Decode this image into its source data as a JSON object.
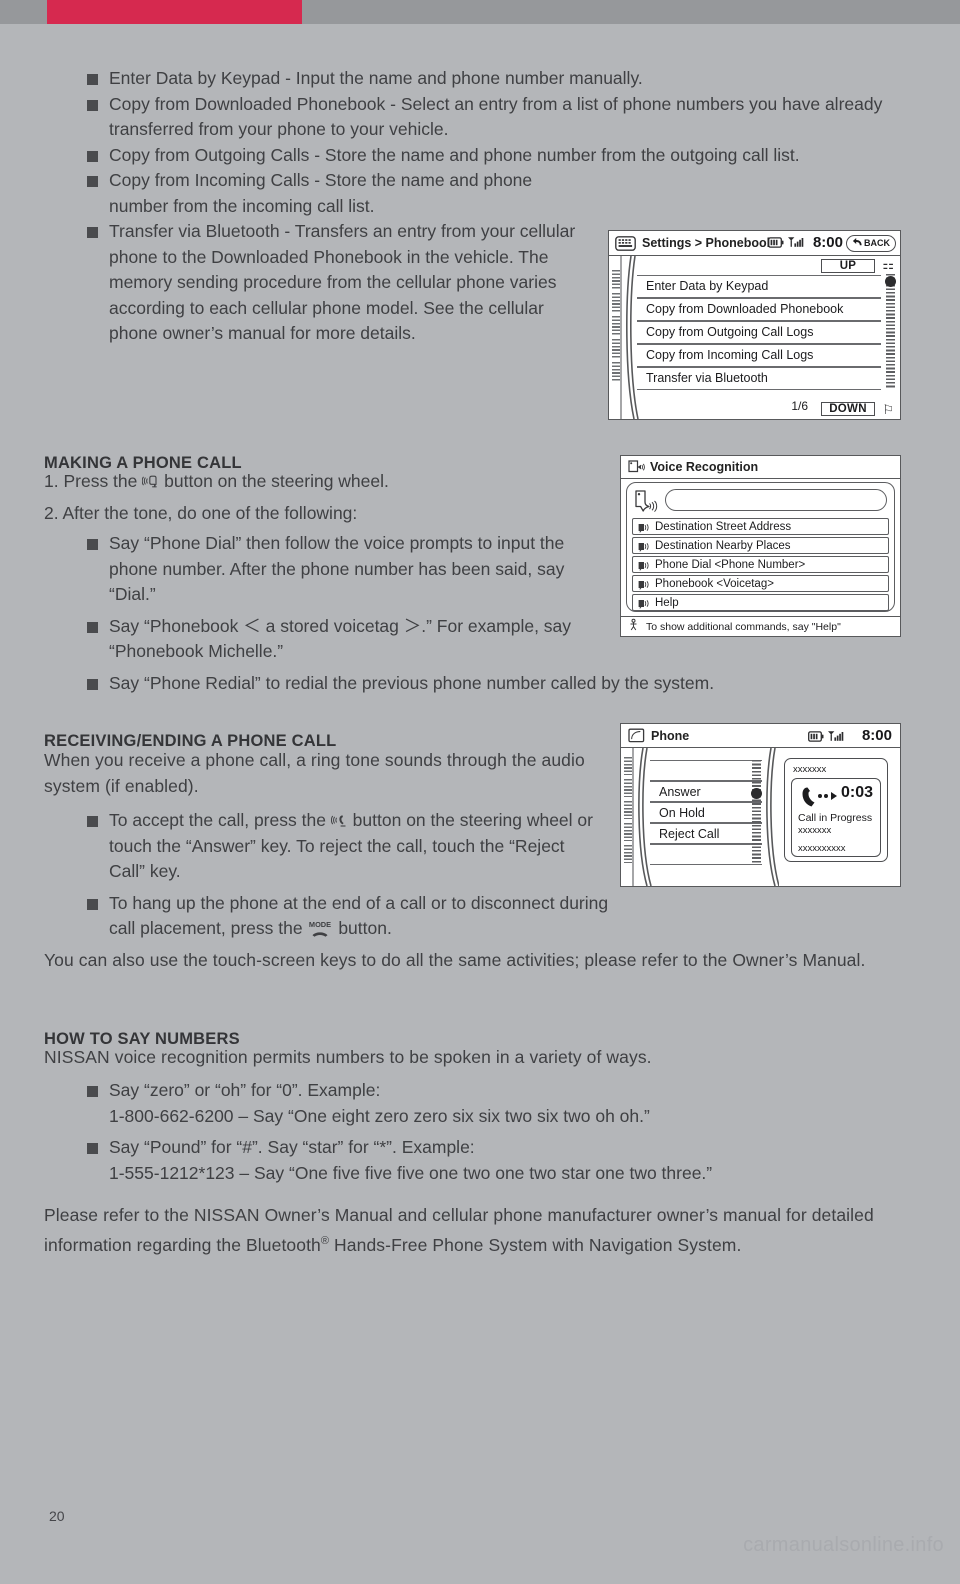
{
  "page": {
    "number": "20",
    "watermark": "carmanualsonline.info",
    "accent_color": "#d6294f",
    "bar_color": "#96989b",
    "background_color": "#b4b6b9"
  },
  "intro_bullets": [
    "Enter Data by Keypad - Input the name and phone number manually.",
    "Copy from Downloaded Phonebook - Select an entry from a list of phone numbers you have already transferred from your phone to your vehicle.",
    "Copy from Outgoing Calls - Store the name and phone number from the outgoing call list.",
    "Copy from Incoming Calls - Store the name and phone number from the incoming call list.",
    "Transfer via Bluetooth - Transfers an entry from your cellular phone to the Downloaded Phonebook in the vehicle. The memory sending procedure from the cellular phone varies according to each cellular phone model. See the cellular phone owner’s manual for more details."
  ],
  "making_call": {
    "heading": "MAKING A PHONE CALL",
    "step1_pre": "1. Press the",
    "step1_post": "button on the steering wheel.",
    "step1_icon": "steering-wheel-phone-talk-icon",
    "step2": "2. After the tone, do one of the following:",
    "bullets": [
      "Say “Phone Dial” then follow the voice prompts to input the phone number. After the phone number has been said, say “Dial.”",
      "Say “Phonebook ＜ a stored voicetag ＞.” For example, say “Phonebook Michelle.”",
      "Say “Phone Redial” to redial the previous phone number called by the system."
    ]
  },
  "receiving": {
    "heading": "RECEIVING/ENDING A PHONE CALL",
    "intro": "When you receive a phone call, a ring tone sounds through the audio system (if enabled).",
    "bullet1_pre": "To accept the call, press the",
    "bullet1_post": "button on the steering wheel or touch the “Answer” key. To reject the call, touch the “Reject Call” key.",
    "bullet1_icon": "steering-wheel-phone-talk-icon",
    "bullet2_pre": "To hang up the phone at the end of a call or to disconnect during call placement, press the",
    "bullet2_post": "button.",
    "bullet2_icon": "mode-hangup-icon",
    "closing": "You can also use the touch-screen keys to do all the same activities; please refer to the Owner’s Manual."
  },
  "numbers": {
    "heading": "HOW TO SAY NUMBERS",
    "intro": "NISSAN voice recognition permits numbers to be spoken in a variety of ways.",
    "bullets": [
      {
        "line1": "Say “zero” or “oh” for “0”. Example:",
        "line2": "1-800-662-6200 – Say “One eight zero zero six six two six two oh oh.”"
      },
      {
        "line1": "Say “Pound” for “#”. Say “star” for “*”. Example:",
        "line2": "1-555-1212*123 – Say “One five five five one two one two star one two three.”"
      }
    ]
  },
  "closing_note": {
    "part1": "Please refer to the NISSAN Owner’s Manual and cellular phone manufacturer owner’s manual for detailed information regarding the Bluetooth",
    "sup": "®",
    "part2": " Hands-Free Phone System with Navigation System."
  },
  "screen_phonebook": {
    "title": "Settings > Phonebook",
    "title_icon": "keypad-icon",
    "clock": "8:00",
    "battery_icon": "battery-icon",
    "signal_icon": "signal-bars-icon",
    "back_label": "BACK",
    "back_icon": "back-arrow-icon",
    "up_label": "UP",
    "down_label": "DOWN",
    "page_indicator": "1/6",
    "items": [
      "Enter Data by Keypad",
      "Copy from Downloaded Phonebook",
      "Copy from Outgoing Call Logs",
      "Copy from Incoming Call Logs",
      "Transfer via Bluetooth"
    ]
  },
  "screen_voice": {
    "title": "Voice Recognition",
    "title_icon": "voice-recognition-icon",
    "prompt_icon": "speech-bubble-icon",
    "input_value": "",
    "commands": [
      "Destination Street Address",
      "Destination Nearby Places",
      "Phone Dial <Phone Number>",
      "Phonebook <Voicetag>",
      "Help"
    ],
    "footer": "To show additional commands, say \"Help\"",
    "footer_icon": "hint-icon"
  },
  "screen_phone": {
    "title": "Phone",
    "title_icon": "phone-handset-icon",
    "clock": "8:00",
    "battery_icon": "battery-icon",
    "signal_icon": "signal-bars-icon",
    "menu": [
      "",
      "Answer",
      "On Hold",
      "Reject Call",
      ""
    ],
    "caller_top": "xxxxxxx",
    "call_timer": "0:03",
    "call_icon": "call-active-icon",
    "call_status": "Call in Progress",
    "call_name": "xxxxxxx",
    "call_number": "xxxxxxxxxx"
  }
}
• • •
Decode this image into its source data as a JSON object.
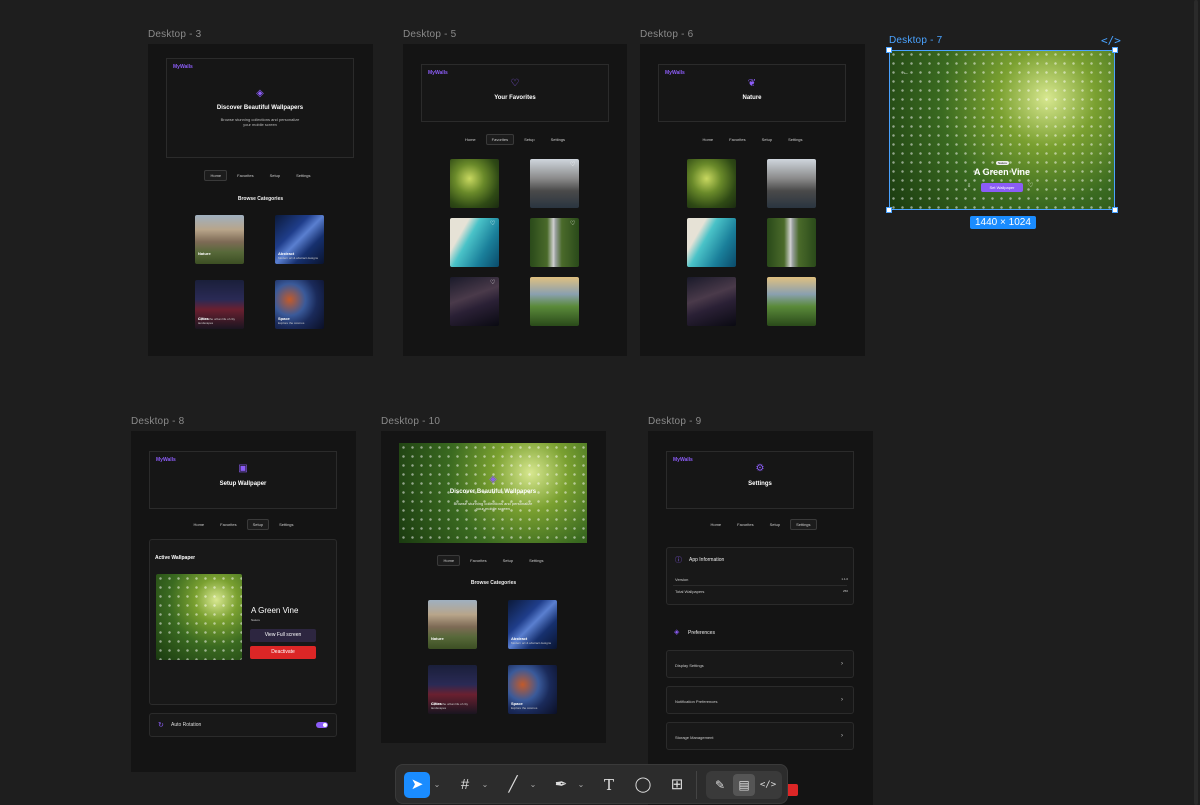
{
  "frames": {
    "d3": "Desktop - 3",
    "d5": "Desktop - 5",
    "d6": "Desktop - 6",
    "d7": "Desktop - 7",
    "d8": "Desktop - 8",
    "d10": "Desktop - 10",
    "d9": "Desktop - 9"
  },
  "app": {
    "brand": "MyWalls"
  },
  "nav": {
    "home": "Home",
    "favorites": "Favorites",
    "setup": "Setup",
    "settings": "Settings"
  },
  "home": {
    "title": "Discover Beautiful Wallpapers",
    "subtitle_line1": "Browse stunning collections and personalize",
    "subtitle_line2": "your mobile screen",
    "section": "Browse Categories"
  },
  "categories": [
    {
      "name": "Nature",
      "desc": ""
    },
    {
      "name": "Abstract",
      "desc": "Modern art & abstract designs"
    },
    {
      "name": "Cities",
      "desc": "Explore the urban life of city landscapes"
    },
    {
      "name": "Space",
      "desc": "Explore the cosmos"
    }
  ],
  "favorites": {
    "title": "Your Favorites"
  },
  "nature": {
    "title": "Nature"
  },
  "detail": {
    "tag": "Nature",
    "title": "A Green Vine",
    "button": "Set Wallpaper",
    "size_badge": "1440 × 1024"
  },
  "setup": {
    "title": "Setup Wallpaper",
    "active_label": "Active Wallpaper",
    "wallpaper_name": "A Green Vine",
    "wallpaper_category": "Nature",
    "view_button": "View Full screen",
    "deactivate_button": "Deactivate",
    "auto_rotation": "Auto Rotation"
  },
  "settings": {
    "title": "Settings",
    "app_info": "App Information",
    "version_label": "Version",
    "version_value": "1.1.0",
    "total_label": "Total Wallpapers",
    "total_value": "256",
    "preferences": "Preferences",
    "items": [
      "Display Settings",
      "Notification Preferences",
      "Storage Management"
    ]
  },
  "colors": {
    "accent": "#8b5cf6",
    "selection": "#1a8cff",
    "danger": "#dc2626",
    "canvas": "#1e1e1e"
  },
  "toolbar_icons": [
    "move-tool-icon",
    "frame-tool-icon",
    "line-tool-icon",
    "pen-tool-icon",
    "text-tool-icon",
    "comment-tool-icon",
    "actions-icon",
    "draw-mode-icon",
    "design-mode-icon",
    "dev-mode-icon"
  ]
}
• • •
◆ Stated exercise
Track down all lines above with the string "Answer" and copy them.

◆ Written response
    "bullet1_post": "button on the steering wheel or touch the “Answer” key. To reject the call, touch the “Reject Call” key.",
      "Answer",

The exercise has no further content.